- 課題 -
以下のLightroom CCのAIノイズ除去を超高感度の写真で試した記事は、最後の一文のあとにどう続くでしょうか。その続きを書いてください。

- 選んだ文章 -
····················
第1回 Lightroom CC AIノイズ除去 完全攻略への道 | AIノイズ除去の世界
Lightroom CC AIノイズ除去って何?
2023年4月、Adobe Lightroom CCにAIノイズ除去という機能が追加されました。文字通りAIの技術を用いて従来よりもより効率よくノイズを除去する機能で、高 ISO 設定で撮影した写真もより簡単に綺麗にできる優れものです。機能概要は以下Adobeのプレスリリースをご参照ください。
https://helpx.adobe.com/jp/lightroom-cc/using/whats-new/2023-3.html
こんな企画です
AIによる画像の加工と聞くと少し身構えてしまうのは私だけでしょうか。世に蔓延るAI画像の違和感、機械学習により加工された情報の真正性、などなど、新しい技術は往々にして使うに躊躇う要素が多分にあります。
しかし、そういう時こそ正しく敵(?)を知る事が大切。使い倒して最適な用法を探っていこう、もとい攻略してさしあげようというのが趣旨の企画となります。
思いついた検証を少しずつ進め、コラム的に掲載していきたいと考えていますので、中長期的にお見守りくださいませ。
【第1回】AIノイズ除去の世界
身構えるだの不安要素があるだの書き連ねましたが、なんといっても現代の最先端技術「AI」を用いたノイズ除去です。きっとどんな過酷な撮影データでもきれいさっぱり使える写真に直してくれるはず!!
というわけで、まずはとりあえず使ってみましょう。わざと超高感度で撮影した写真に対してAIノイズ除去を適用し、その効果を見てみることにしました。
撮影ギャラリー
α7RIIIの最高ISO感度102400で撮影したデータに対し、AIノイズ除去を強度100で適用。比較できるように並べました。
ぜひタップして拡大しながらご覧ください!
ISO102400の超高感度撮影ではノイズのせいで全体的に緑色っぽくなってしまった写真も、AIノイズ除去にかかればすっきり綺麗、ぱっと見違和感のない様子に。
建物のパステルカラーを見事に再現!特に右から2番目にある薄い紫の壁面の色は見事です。
元画像はざらざら過ぎて何が写っているのかも怪しいレベルでしたが、ノイズ除去後はきれいさっぱり!
ノイズ除去前のざらざら感はすっきりなくなって、ぱっと見綺麗に仕上がっています。しかし、左下のマゼンタのシミや、右側が全体的に緑色に倒れている感じは残ってますね。
水面のテカテカ具合は思った以上に綺麗に仕上げていますね。
····················
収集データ
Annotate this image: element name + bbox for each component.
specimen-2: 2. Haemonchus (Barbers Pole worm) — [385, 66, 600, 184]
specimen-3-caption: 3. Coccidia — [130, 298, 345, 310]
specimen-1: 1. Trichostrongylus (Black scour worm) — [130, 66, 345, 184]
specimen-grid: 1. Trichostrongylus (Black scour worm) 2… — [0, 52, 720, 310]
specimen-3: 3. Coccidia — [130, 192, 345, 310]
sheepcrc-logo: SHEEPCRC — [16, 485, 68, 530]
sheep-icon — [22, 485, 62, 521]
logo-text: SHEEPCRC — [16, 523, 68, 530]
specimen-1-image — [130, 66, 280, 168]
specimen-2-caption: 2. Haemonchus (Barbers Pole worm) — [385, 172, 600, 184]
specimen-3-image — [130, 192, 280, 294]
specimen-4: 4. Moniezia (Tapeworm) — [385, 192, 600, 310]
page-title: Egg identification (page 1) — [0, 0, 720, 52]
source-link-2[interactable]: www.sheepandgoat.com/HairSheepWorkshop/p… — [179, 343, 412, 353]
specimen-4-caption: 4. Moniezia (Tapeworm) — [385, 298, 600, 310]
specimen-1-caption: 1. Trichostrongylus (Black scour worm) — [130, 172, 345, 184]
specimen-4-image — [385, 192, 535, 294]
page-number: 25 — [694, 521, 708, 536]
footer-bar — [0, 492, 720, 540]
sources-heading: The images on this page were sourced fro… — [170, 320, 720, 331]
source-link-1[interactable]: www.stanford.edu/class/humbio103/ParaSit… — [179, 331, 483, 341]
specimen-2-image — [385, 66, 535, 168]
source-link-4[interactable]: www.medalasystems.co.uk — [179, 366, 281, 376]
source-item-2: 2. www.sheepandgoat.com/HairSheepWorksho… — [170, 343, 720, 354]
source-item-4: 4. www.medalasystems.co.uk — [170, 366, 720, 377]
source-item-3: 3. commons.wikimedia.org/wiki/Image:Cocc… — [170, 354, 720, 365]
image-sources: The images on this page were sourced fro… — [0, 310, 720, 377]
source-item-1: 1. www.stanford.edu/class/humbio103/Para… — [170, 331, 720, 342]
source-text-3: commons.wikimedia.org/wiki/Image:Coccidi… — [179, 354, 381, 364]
····················
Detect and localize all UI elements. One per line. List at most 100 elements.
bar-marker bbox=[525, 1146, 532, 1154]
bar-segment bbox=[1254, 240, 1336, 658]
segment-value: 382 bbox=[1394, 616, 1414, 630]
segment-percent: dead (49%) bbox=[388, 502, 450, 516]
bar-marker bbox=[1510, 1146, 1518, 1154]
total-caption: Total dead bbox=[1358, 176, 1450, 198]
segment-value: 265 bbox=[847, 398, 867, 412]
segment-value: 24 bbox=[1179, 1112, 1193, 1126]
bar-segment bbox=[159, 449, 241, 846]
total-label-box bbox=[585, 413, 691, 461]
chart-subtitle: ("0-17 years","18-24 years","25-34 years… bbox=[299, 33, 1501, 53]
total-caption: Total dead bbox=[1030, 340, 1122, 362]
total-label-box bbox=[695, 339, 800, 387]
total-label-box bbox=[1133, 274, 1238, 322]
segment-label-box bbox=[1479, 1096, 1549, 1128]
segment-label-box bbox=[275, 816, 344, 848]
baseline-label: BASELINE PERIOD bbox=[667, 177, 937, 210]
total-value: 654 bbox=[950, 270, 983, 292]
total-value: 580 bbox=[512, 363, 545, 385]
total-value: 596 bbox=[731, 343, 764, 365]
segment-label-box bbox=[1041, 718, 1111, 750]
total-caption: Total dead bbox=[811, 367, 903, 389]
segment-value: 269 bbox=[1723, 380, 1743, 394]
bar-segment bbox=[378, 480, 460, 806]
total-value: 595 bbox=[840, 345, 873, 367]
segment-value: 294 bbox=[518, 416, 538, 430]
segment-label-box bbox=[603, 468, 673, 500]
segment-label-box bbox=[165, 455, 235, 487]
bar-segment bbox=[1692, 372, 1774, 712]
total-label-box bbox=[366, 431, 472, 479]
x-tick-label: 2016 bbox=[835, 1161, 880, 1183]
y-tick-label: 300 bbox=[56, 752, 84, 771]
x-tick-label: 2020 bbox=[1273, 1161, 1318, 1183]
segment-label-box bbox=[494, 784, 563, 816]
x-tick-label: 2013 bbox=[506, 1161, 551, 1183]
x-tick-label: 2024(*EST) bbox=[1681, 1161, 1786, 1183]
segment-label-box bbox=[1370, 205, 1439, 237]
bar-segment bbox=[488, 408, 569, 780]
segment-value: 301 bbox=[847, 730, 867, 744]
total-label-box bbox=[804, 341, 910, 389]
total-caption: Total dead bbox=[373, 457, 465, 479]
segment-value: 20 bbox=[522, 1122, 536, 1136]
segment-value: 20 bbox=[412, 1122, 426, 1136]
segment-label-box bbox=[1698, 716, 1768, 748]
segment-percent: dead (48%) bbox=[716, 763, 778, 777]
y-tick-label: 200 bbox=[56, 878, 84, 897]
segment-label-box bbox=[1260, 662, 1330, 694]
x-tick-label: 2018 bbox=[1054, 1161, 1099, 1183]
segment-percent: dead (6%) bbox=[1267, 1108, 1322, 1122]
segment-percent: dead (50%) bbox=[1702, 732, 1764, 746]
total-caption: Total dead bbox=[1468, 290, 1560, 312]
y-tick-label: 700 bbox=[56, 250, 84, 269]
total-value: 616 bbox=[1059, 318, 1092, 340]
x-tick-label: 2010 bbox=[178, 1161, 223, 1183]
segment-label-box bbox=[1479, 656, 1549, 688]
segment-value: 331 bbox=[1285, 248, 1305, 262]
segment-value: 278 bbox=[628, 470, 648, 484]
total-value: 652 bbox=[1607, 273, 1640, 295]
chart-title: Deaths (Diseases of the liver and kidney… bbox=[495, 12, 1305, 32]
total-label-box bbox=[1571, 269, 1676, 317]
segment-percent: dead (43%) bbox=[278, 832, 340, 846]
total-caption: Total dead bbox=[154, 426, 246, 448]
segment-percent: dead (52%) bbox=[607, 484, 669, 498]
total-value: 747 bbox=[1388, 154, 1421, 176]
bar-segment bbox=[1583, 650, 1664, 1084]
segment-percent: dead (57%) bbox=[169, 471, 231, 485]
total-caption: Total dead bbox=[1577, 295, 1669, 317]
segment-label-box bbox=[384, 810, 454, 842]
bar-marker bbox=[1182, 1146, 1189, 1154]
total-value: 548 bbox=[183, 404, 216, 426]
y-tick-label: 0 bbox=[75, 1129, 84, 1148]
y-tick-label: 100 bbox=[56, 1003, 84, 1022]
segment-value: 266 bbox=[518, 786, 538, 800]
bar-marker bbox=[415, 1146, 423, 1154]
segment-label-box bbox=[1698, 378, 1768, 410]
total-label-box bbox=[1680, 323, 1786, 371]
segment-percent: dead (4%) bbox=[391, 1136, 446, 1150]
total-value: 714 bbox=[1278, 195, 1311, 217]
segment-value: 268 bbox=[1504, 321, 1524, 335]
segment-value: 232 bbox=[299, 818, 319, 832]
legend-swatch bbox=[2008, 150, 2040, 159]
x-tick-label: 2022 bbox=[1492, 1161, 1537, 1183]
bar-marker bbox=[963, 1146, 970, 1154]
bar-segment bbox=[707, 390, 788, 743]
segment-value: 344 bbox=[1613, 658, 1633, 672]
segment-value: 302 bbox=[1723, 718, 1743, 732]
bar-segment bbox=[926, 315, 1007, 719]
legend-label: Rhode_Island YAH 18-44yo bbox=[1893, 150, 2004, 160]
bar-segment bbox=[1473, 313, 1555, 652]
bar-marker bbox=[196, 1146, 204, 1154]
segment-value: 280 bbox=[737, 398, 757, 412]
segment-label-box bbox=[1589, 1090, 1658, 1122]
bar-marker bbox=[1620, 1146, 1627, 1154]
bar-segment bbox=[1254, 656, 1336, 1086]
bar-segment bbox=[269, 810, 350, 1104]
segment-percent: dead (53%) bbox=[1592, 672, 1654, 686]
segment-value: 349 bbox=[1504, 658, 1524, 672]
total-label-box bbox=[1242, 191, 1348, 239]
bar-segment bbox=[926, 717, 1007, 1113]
····················
- 出力結果 -
中央にそびえるタワーオブテラー、くっきりしました。
手前の地面全体は面白い傾向です。全体的にマゼンタ掛かっており、中央右寄りに緑色の太い縦線が見えます。よく見るとノイズ除去する前からその傾向が出ています。
うちのネコ。ぷりんです。毛の色が再現されていて驚き。
マゼンタや緑などの色ノイズは残りますね!
うちのネコ。くっくです。やっぱり色ノイズは残ります。グレーの毛なんですがお尻の方がマゼンタになっちゃいました。質感も全体的におかしく、ぺっとりしています。一方で瞳や鼻の色が見事に復帰しているのには驚愕です。
結果と考察
今回は味見ということで、ISO感度最高かつノイズ除去強度も最強という、最も極端な条件でのみ試写を行ってみました。
結論としては「どれだけ高い感度で撮影してもAIノイズ除去を使えば問題ないレベルまで復活させられる万能ツール」とは言い切れないことが分かりました。
【優れた点】
サムネイル程度のサイズに縮小表示にすると、まさかISO10万で撮影しているとは思えないレベルの絵に仕上がります。シーンによってはパッと見使える写真にまで戻る印象。
特に昼の明るい環境で撮られた写真は綺麗にしやすい様子。
色再現は驚異的。ほとんどノイズに埋もれているように見える部分でもかなり綺麗に描写できているように見受けられます。
【考慮すべき点】
暗いシーンの絵では限界がある様子。暗所に発生する緑やマゼンタのボテッとしたノイズは消しきれていません。
細かい模様は崩れたり溶けたりする様子が見られます。これは明るくても暗くても発生しますね。
ノイズに埋もれてしまったテクスチャやディテールは流石にほとんど帰ってきません。猫の毛並みや細い線などが良い例。
今後の課題
味見にしても撮影シーンが少なく、まだまだ試し足りないのが正直なところ。人物撮影や昆虫、動物、星空、などなど。というわけで、今後も面白いシーンが撮れ次第この記事に追加していこうと思います。
常用ISOの範囲で、ノイズ強度も控えめに適用した時の挙動が気になります。
所有しているカメラの中で最もノイズに強いフルフレームのカメラを使いましたが、APS-Cや1inchなどのカメラの実力も見てみたいです。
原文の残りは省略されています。